+++ MATERIAL TO PROCESS +++
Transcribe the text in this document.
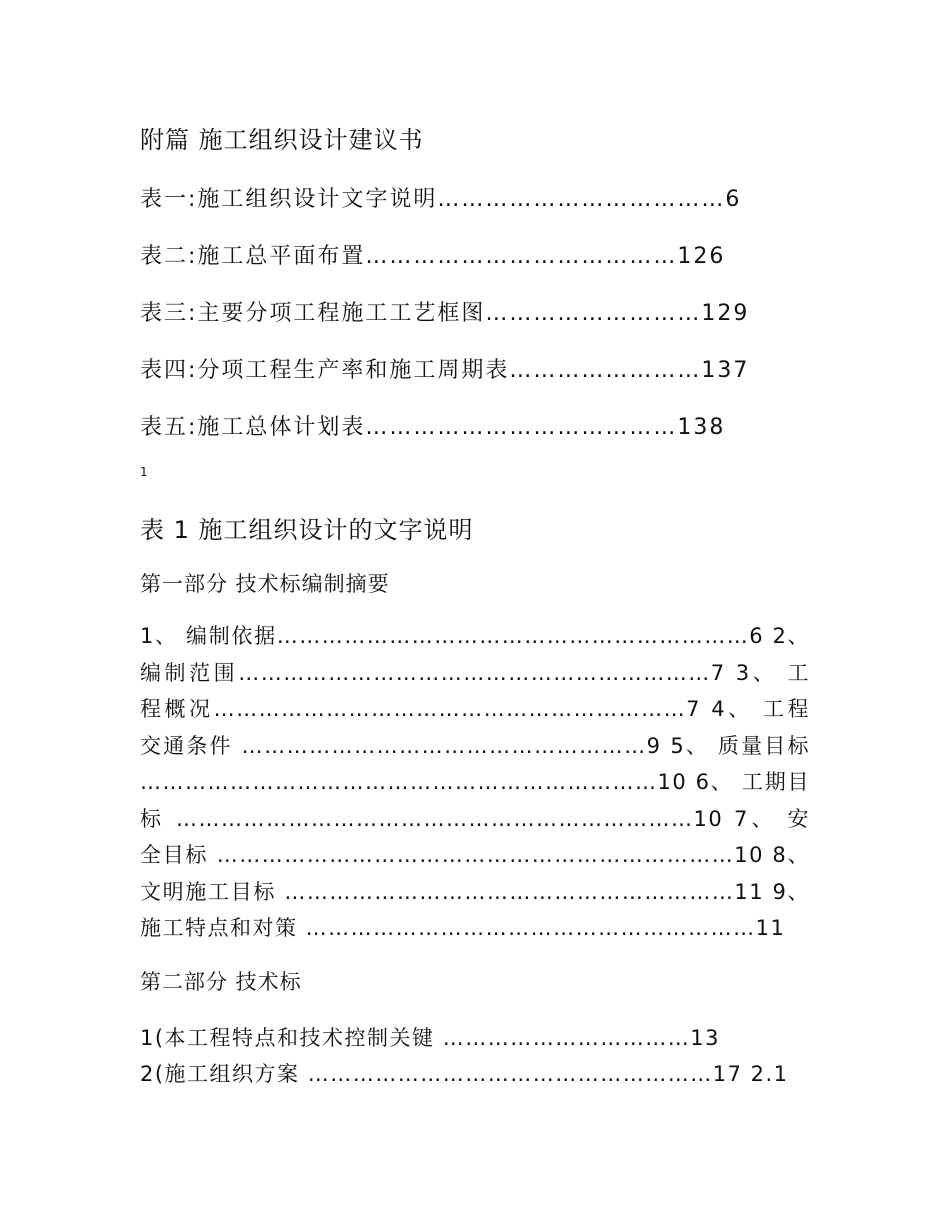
附篇 施工组织设计建议书
表一:施工组织设计文字说明………………………………6
表二:施工总平面布置…………………………………126
表三:主要分项工程施工工艺框图………………………129
表四:分项工程生产率和施工周期表……………………137
表五:施工总体计划表…………………………………138
1
表 1 施工组织设计的文字说明
第一部分 技术标编制摘要
1、 编制依据………………………………………………………6 2、编制范围………………………………………………………7 3、 工程概况………………………………………………………7 4、 工程交通条件 ………………………………………………9 5、 质量目标 ……………………………………………………………10 6、 工期目标 ……………………………………………………………10 7、 安全目标 ……………………………………………………………10 8、 文明施工目标 ……………………………………………………11 9、 施工特点和对策 ……………………………………………………11
第二部分 技术标
1(本工程特点和技术控制关键 ……………………………13
2(施工组织方案 ………………………………………………17 2.1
+++
**TASK DESCRIPTION:** Every entry must be written out exactly, with all pictures left out.

**WRITTEN ANSWER:**
Transcribe the text in this document.
附篇 施工组织设计建议书
表一:施工组织设计文字说明………………………………6
表二:施工总平面布置…………………………………126
表三:主要分项工程施工工艺框图………………………129
表四:分项工程生产率和施工周期表……………………137
表五:施工总体计划表…………………………………138
1
表 1 施工组织设计的文字说明
第一部分 技术标编制摘要
1、 编制依据………………………………………………………6 2、编制范围………………………………………………………7 3、 工程概况………………………………………………………7 4、 工程交通条件 ………………………………………………9 5、 质量目标 ……………………………………………………………10 6、 工期目标 ……………………………………………………………10 7、 安全目标 ……………………………………………………………10 8、 文明施工目标 ……………………………………………………11 9、 施工特点和对策 ……………………………………………………11
第二部分 技术标
1(本工程特点和技术控制关键 ……………………………13
2(施工组织方案 ………………………………………………17 2.1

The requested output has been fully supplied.